Take the lines from the one with "Give me the" through the end of the material below and repeat them exactly, dropping every picture.

# Start of Supplied entries

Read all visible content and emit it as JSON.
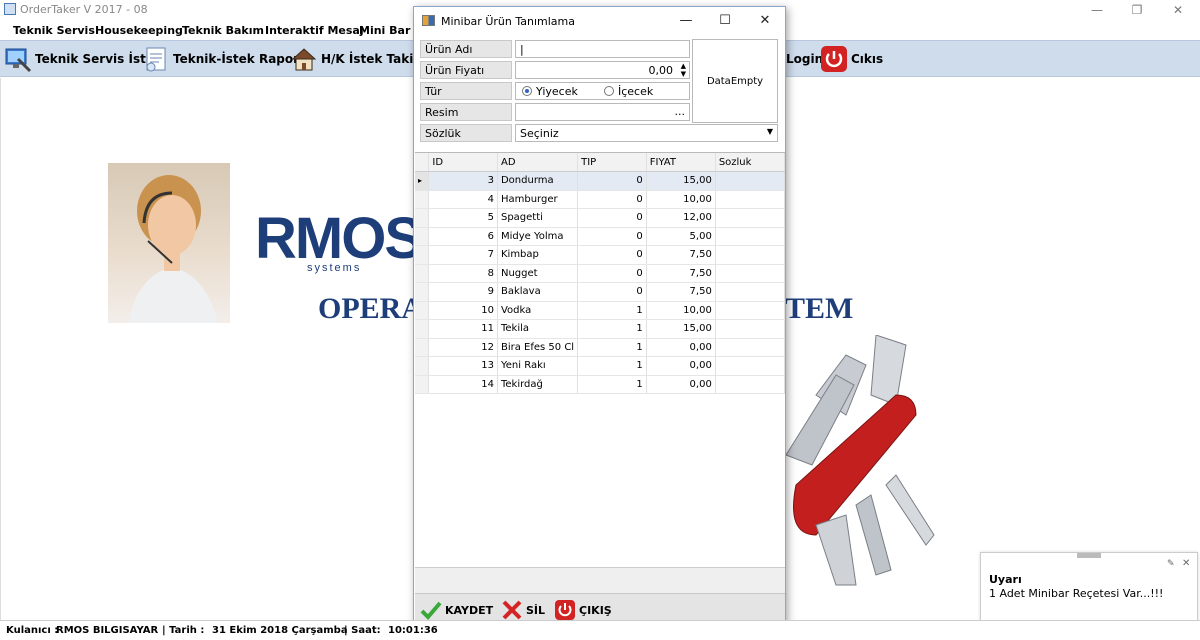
{
  "app": {
    "title": "OrderTaker V 2017 - 08"
  },
  "menu": [
    "Teknik Servis",
    "Housekeeping",
    "Teknik Bakım",
    "Interaktif Mesaj",
    "Mini Bar"
  ],
  "toolbar": {
    "teknik_servis_istek": "Teknik Servis İstek",
    "teknik_istek_raporu": "Teknik-İstek Raporu",
    "hk_istek_takip": "H/K İstek Takip",
    "login": "Login",
    "cikis": "Cıkıs"
  },
  "brand": {
    "logo": "RMOS",
    "sub": "systems",
    "line_left": "OPERA",
    "line_right": "TEM"
  },
  "dialog": {
    "title": "Minibar Ürün Tanımlama",
    "fields": {
      "urun_adi_label": "Ürün Adı",
      "urun_adi_value": "|",
      "urun_fiyati_label": "Ürün Fiyatı",
      "urun_fiyati_value": "0,00",
      "tur_label": "Tür",
      "tur_options": [
        "Yiyecek",
        "İçecek"
      ],
      "tur_selected": "Yiyecek",
      "resim_label": "Resim",
      "resim_button": "...",
      "sozluk_label": "Sözlük",
      "sozluk_value": "Seçiniz"
    },
    "photo_placeholder": "DataEmpty",
    "grid": {
      "columns": [
        "ID",
        "AD",
        "TIP",
        "FIYAT",
        "Sozluk"
      ],
      "rows": [
        [
          "3",
          "Dondurma",
          "0",
          "15,00",
          ""
        ],
        [
          "4",
          "Hamburger",
          "0",
          "10,00",
          ""
        ],
        [
          "5",
          "Spagetti",
          "0",
          "12,00",
          ""
        ],
        [
          "6",
          "Midye Yolma",
          "0",
          "5,00",
          ""
        ],
        [
          "7",
          "Kimbap",
          "0",
          "7,50",
          ""
        ],
        [
          "8",
          "Nugget",
          "0",
          "7,50",
          ""
        ],
        [
          "9",
          "Baklava",
          "0",
          "7,50",
          ""
        ],
        [
          "10",
          "Vodka",
          "1",
          "10,00",
          ""
        ],
        [
          "11",
          "Tekila",
          "1",
          "15,00",
          ""
        ],
        [
          "12",
          "Bira Efes 50 Cl",
          "1",
          "0,00",
          ""
        ],
        [
          "13",
          "Yeni Rakı",
          "1",
          "0,00",
          ""
        ],
        [
          "14",
          "Tekirdağ",
          "1",
          "0,00",
          ""
        ]
      ]
    },
    "buttons": {
      "kaydet": "KAYDET",
      "sil": "SİL",
      "cikis": "ÇIKIŞ"
    }
  },
  "status": {
    "user_label": "Kulanıcı :",
    "user_value": "RMOS BILGISAYAR",
    "date_label": "| Tarih :",
    "date_value": "31 Ekim 2018 Çarşamba",
    "time_label": "| Saat:",
    "time_value": "10:01:36"
  },
  "notification": {
    "title": "Uyarı",
    "message": "1 Adet Minibar Reçetesi Var...!!!"
  },
  "colors": {
    "brand_blue": "#1e3e7a",
    "brand_red": "#d8252c",
    "toolbar_bg": "#cfdcec"
  }
}
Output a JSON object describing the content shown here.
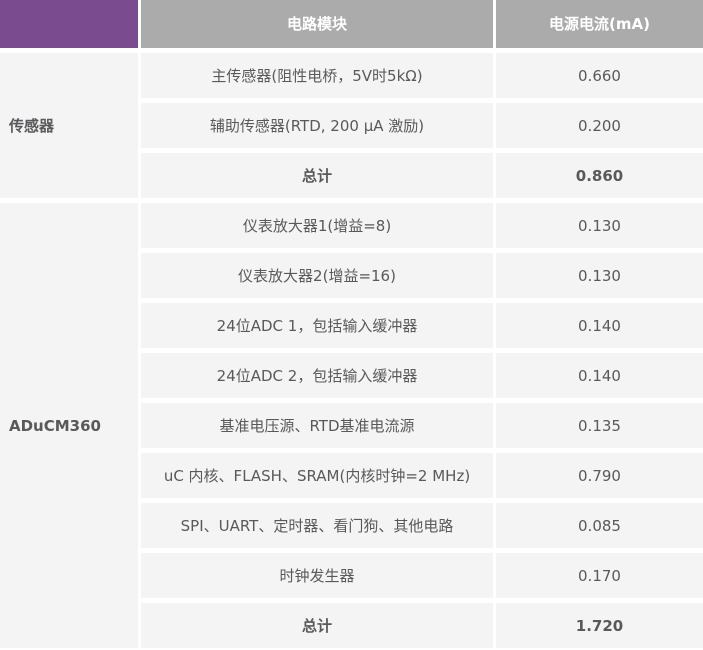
{
  "table": {
    "header": {
      "module_col": "电路模块",
      "current_col": "电源电流(mA)"
    },
    "sections": [
      {
        "label": "传感器",
        "rows": [
          {
            "module": "主传感器(阻性电桥，5V时5kΩ)",
            "current": "0.660"
          },
          {
            "module": "辅助传感器(RTD, 200 μA 激励)",
            "current": "0.200"
          },
          {
            "module": "总计",
            "current": "0.860"
          }
        ]
      },
      {
        "label": "ADuCM360",
        "rows": [
          {
            "module": "仪表放大器1(增益=8)",
            "current": "0.130"
          },
          {
            "module": "仪表放大器2(增益=16)",
            "current": "0.130"
          },
          {
            "module": "24位ADC 1，包括输入缓冲器",
            "current": "0.140"
          },
          {
            "module": "24位ADC 2，包括输入缓冲器",
            "current": "0.140"
          },
          {
            "module": "基准电压源、RTD基准电流源",
            "current": "0.135"
          },
          {
            "module": "uC 内核、FLASH、SRAM(内核时钟=2 MHz)",
            "current": "0.790"
          },
          {
            "module": "SPI、UART、定时器、看门狗、其他电路",
            "current": "0.085"
          },
          {
            "module": "时钟发生器",
            "current": "0.170"
          },
          {
            "module": "总计",
            "current": "1.720"
          }
        ]
      }
    ]
  },
  "chart_data": {
    "type": "table",
    "title": "",
    "columns": [
      "电路模块",
      "电源电流(mA)"
    ],
    "groups": [
      {
        "group": "传感器",
        "rows": [
          [
            "主传感器(阻性电桥，5V时5kΩ)",
            0.66
          ],
          [
            "辅助传感器(RTD, 200 μA 激励)",
            0.2
          ],
          [
            "总计",
            0.86
          ]
        ]
      },
      {
        "group": "ADuCM360",
        "rows": [
          [
            "仪表放大器1(增益=8)",
            0.13
          ],
          [
            "仪表放大器2(增益=16)",
            0.13
          ],
          [
            "24位ADC 1，包括输入缓冲器",
            0.14
          ],
          [
            "24位ADC 2，包括输入缓冲器",
            0.14
          ],
          [
            "基准电压源、RTD基准电流源",
            0.135
          ],
          [
            "uC 内核、FLASH、SRAM(内核时钟=2 MHz)",
            0.79
          ],
          [
            "SPI、UART、定时器、看门狗、其他电路",
            0.085
          ],
          [
            "时钟发生器",
            0.17
          ],
          [
            "总计",
            1.72
          ]
        ]
      }
    ]
  },
  "colors": {
    "header_purple": "#7B4B8F",
    "header_gray": "#ABABAB",
    "row_bg": "#F4F4F4",
    "text": "#58595B"
  }
}
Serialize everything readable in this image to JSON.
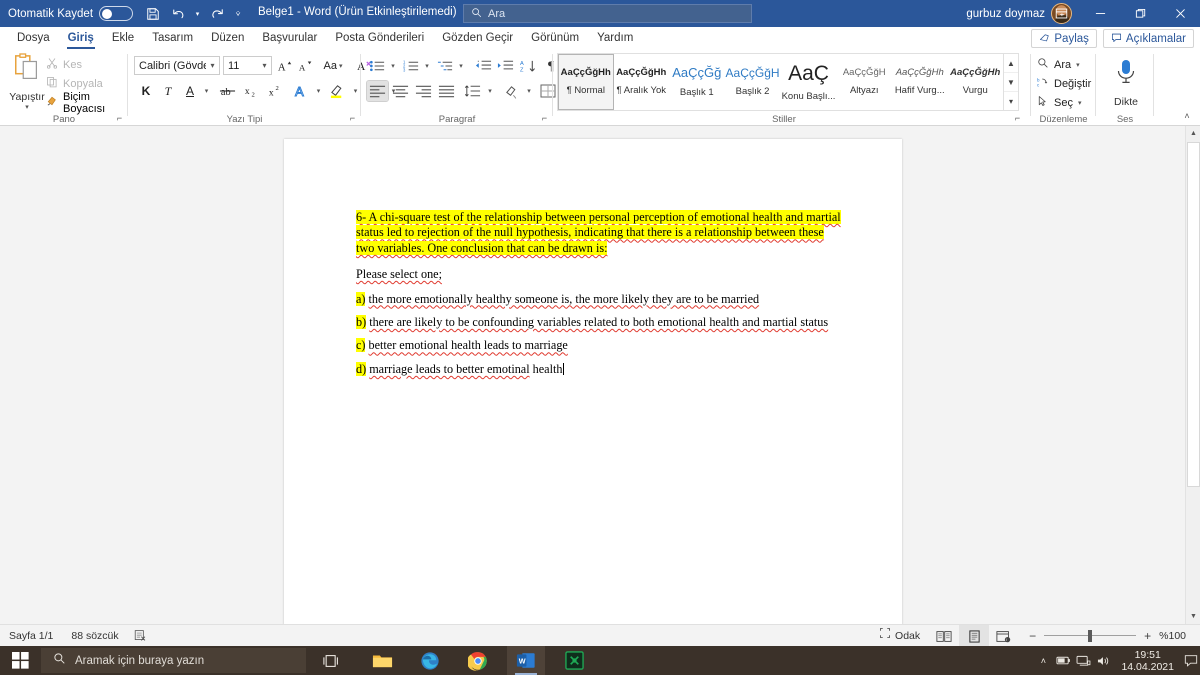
{
  "titlebar": {
    "autosave_label": "Otomatik Kaydet",
    "autosave_state": "off",
    "save_icon": "save-icon",
    "undo_icon": "undo-icon",
    "redo_icon": "redo-icon",
    "customize_icon": "customize-quick-access-icon",
    "document_title": "Belge1  -  Word (Ürün Etkinleştirilemedi)",
    "search_placeholder": "Ara",
    "search_icon": "search-icon",
    "account_name": "gurbuz doymaz",
    "ribbon_display_icon": "ribbon-display-options-icon",
    "minimize_icon": "minimize-icon",
    "restore_icon": "restore-icon",
    "close_icon": "close-icon"
  },
  "tabs": [
    {
      "label": "Dosya",
      "active": false
    },
    {
      "label": "Giriş",
      "active": true
    },
    {
      "label": "Ekle",
      "active": false
    },
    {
      "label": "Tasarım",
      "active": false
    },
    {
      "label": "Düzen",
      "active": false
    },
    {
      "label": "Başvurular",
      "active": false
    },
    {
      "label": "Posta Gönderileri",
      "active": false
    },
    {
      "label": "Gözden Geçir",
      "active": false
    },
    {
      "label": "Görünüm",
      "active": false
    },
    {
      "label": "Yardım",
      "active": false
    }
  ],
  "tab_actions": {
    "share_label": "Paylaş",
    "share_icon": "share-icon",
    "comments_label": "Açıklamalar",
    "comments_icon": "comment-icon"
  },
  "ribbon": {
    "clipboard": {
      "group_label": "Pano",
      "paste_label": "Yapıştır",
      "paste_icon": "paste-icon",
      "items": [
        {
          "label": "Kes",
          "icon": "scissors-icon",
          "disabled": true
        },
        {
          "label": "Kopyala",
          "icon": "copy-icon",
          "disabled": true
        },
        {
          "label": "Biçim Boyacısı",
          "icon": "format-painter-icon",
          "disabled": false
        }
      ]
    },
    "font": {
      "group_label": "Yazı Tipi",
      "font_family": "Calibri (Gövde)",
      "font_size": "11",
      "grow_font_icon": "grow-font-icon",
      "shrink_font_icon": "shrink-font-icon",
      "change_case_label": "Aa",
      "clear_formatting_icon": "clear-formatting-icon",
      "bold_label": "K",
      "italic_label": "T",
      "underline_label": "A",
      "strikethrough_icon": "strikethrough-icon",
      "subscript_label": "x",
      "superscript_label": "x",
      "text_effects_icon": "text-effects-icon",
      "highlight_icon": "text-highlight-icon",
      "highlight_color": "#ffff00",
      "font_color_icon": "font-color-icon",
      "font_color": "#e02020"
    },
    "paragraph": {
      "group_label": "Paragraf",
      "bullets_icon": "bullets-icon",
      "numbering_icon": "numbering-icon",
      "multilevel_icon": "multilevel-list-icon",
      "decrease_indent_icon": "decrease-indent-icon",
      "increase_indent_icon": "increase-indent-icon",
      "sort_icon": "sort-icon",
      "show_marks_icon": "show-formatting-marks-icon",
      "align_left_icon": "align-left-icon",
      "align_center_icon": "align-center-icon",
      "align_right_icon": "align-right-icon",
      "justify_icon": "justify-icon",
      "line_spacing_icon": "line-spacing-icon",
      "shading_icon": "shading-icon",
      "borders_icon": "borders-icon"
    },
    "styles": {
      "group_label": "Stiller",
      "items": [
        {
          "preview": "AaÇçĞğHh",
          "name": "¶ Normal",
          "active": true,
          "style": "normal"
        },
        {
          "preview": "AaÇçĞğHh",
          "name": "¶ Aralık Yok",
          "active": false,
          "style": "normal"
        },
        {
          "preview": "AaÇçĞğ",
          "name": "Başlık 1",
          "active": false,
          "style": "heading1"
        },
        {
          "preview": "AaÇçĞğH",
          "name": "Başlık 2",
          "active": false,
          "style": "heading2"
        },
        {
          "preview": "AaÇ",
          "name": "Konu Başlı...",
          "active": false,
          "style": "title"
        },
        {
          "preview": "AaÇçĞğH",
          "name": "Altyazı",
          "active": false,
          "style": "subtitle"
        },
        {
          "preview": "AaÇçĞğHh",
          "name": "Hafif Vurg...",
          "active": false,
          "style": "subtle-emphasis"
        },
        {
          "preview": "AaÇçĞğHh",
          "name": "Vurgu",
          "active": false,
          "style": "emphasis"
        }
      ],
      "scroll_up_icon": "scroll-up-icon",
      "scroll_down_icon": "scroll-down-icon",
      "more_icon": "more-styles-icon"
    },
    "editing": {
      "group_label": "Düzenleme",
      "items": [
        {
          "label": "Ara",
          "icon": "search-icon",
          "has_caret": true
        },
        {
          "label": "Değiştir",
          "icon": "replace-icon",
          "has_caret": false
        },
        {
          "label": "Seç",
          "icon": "select-icon",
          "has_caret": true
        }
      ]
    },
    "voice": {
      "group_label": "Ses",
      "dictate_label": "Dikte",
      "dictate_icon": "microphone-icon"
    },
    "collapse_icon": "collapse-ribbon-icon"
  },
  "document": {
    "question": {
      "segments": [
        {
          "text": "6- A ",
          "hl": true,
          "sq": false
        },
        {
          "text": "chi-square",
          "hl": true,
          "sq": true
        },
        {
          "text": " test of ",
          "hl": true,
          "sq": false
        },
        {
          "text": "the relationship between personal perception",
          "hl": true,
          "sq": true
        },
        {
          "text": " of ",
          "hl": true,
          "sq": false
        },
        {
          "text": "emotional health and martial status led to rejection",
          "hl": true,
          "sq": true
        },
        {
          "text": " of ",
          "hl": true,
          "sq": false
        },
        {
          "text": "the null hypothesis, indicating that there",
          "hl": true,
          "sq": true
        },
        {
          "text": " is a ",
          "hl": true,
          "sq": false
        },
        {
          "text": "relationship between these two variables. One conclusion that",
          "hl": true,
          "sq": true
        },
        {
          "text": " can be ",
          "hl": true,
          "sq": false
        },
        {
          "text": "drawn",
          "hl": true,
          "sq": true
        },
        {
          "text": " is:",
          "hl": true,
          "sq": false
        }
      ]
    },
    "prompt": "Please select one;",
    "options": [
      {
        "marker": "a)",
        "segments": [
          {
            "text": " ",
            "sq": false
          },
          {
            "text": "the more emotionally healthy someone",
            "sq": true
          },
          {
            "text": " is, ",
            "sq": false
          },
          {
            "text": "the more likely they are to",
            "sq": true
          },
          {
            "text": " be ",
            "sq": false
          },
          {
            "text": "married",
            "sq": true
          }
        ]
      },
      {
        "marker": "b)",
        "segments": [
          {
            "text": " ",
            "sq": false
          },
          {
            "text": "there are likely to",
            "sq": true
          },
          {
            "text": " be ",
            "sq": false
          },
          {
            "text": "confounding variables related to both emotional health and martial status",
            "sq": true
          }
        ]
      },
      {
        "marker": "c)",
        "segments": [
          {
            "text": " ",
            "sq": false
          },
          {
            "text": "better emotional health leads to marriage",
            "sq": true
          }
        ]
      },
      {
        "marker": "d)",
        "segments": [
          {
            "text": " ",
            "sq": false
          },
          {
            "text": "marriage leads to better emotinal",
            "sq": true
          },
          {
            "text": " health",
            "sq": false
          }
        ],
        "caret": true
      }
    ],
    "highlight_color": "#ffff00",
    "spellcheck_color": "#e03a2f"
  },
  "statusbar": {
    "page_label": "Sayfa 1/1",
    "word_count": "88 sözcük",
    "proofing_icon": "proofing-errors-icon",
    "focus_label": "Odak",
    "focus_icon": "focus-mode-icon",
    "read_mode_icon": "read-mode-icon",
    "print_layout_icon": "print-layout-icon",
    "web_layout_icon": "web-layout-icon",
    "zoom_out": "−",
    "zoom_in": "+",
    "zoom_level": "%100"
  },
  "taskbar": {
    "start_icon": "windows-start-icon",
    "search_placeholder": "Aramak için buraya yazın",
    "search_icon": "search-icon",
    "taskview_icon": "task-view-icon",
    "apps": [
      {
        "name": "file-explorer-icon",
        "open": false
      },
      {
        "name": "microsoft-edge-icon",
        "open": false
      },
      {
        "name": "google-chrome-icon",
        "open": false
      },
      {
        "name": "microsoft-word-icon",
        "open": true
      },
      {
        "name": "app-green-icon",
        "open": false
      }
    ],
    "tray": {
      "expand_icon": "show-hidden-icons-icon",
      "battery_icon": "battery-icon",
      "network_icon": "network-icon",
      "volume_icon": "volume-icon",
      "time": "19:51",
      "date": "14.04.2021",
      "action_center_icon": "action-center-icon"
    }
  },
  "colors": {
    "word_blue": "#2b579a",
    "ribbon_bg": "#ffffff",
    "doc_bg": "#f3f3f3",
    "taskbar_bg": "#3b3129"
  }
}
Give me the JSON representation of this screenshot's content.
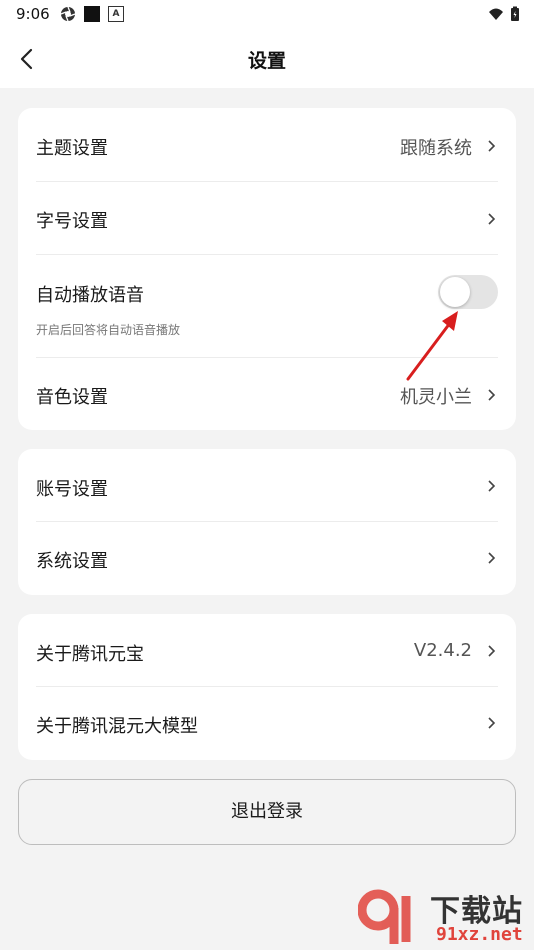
{
  "status_bar": {
    "time": "9:06"
  },
  "header": {
    "title": "设置"
  },
  "card1": {
    "theme": {
      "label": "主题设置",
      "value": "跟随系统"
    },
    "font_size": {
      "label": "字号设置"
    },
    "auto_play": {
      "label": "自动播放语音",
      "description": "开启后回答将自动语音播放",
      "enabled": false
    },
    "voice": {
      "label": "音色设置",
      "value": "机灵小兰"
    }
  },
  "card2": {
    "account": {
      "label": "账号设置"
    },
    "system": {
      "label": "系统设置"
    }
  },
  "card3": {
    "about_app": {
      "label": "关于腾讯元宝",
      "value": "V2.4.2"
    },
    "about_model": {
      "label": "关于腾讯混元大模型"
    }
  },
  "logout": {
    "label": "退出登录"
  },
  "watermark": {
    "brand": "下载站",
    "url": "91xz.net"
  },
  "colors": {
    "annotation_arrow": "#d81e1e",
    "watermark_red": "#e0443c"
  }
}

# End of Supplied entries

§ In response
Give me the JSON representation of this screenshot's content.
{
  "status_bar": {
    "time": "9:06"
  },
  "header": {
    "title": "设置"
  },
  "card1": {
    "theme": {
      "label": "主题设置",
      "value": "跟随系统"
    },
    "font_size": {
      "label": "字号设置"
    },
    "auto_play": {
      "label": "自动播放语音",
      "description": "开启后回答将自动语音播放",
      "enabled": false
    },
    "voice": {
      "label": "音色设置",
      "value": "机灵小兰"
    }
  },
  "card2": {
    "account": {
      "label": "账号设置"
    },
    "system": {
      "label": "系统设置"
    }
  },
  "card3": {
    "about_app": {
      "label": "关于腾讯元宝",
      "value": "V2.4.2"
    },
    "about_model": {
      "label": "关于腾讯混元大模型"
    }
  },
  "logout": {
    "label": "退出登录"
  },
  "watermark": {
    "brand": "下载站",
    "url": "91xz.net"
  },
  "colors": {
    "annotation_arrow": "#d81e1e",
    "watermark_red": "#e0443c"
  }
}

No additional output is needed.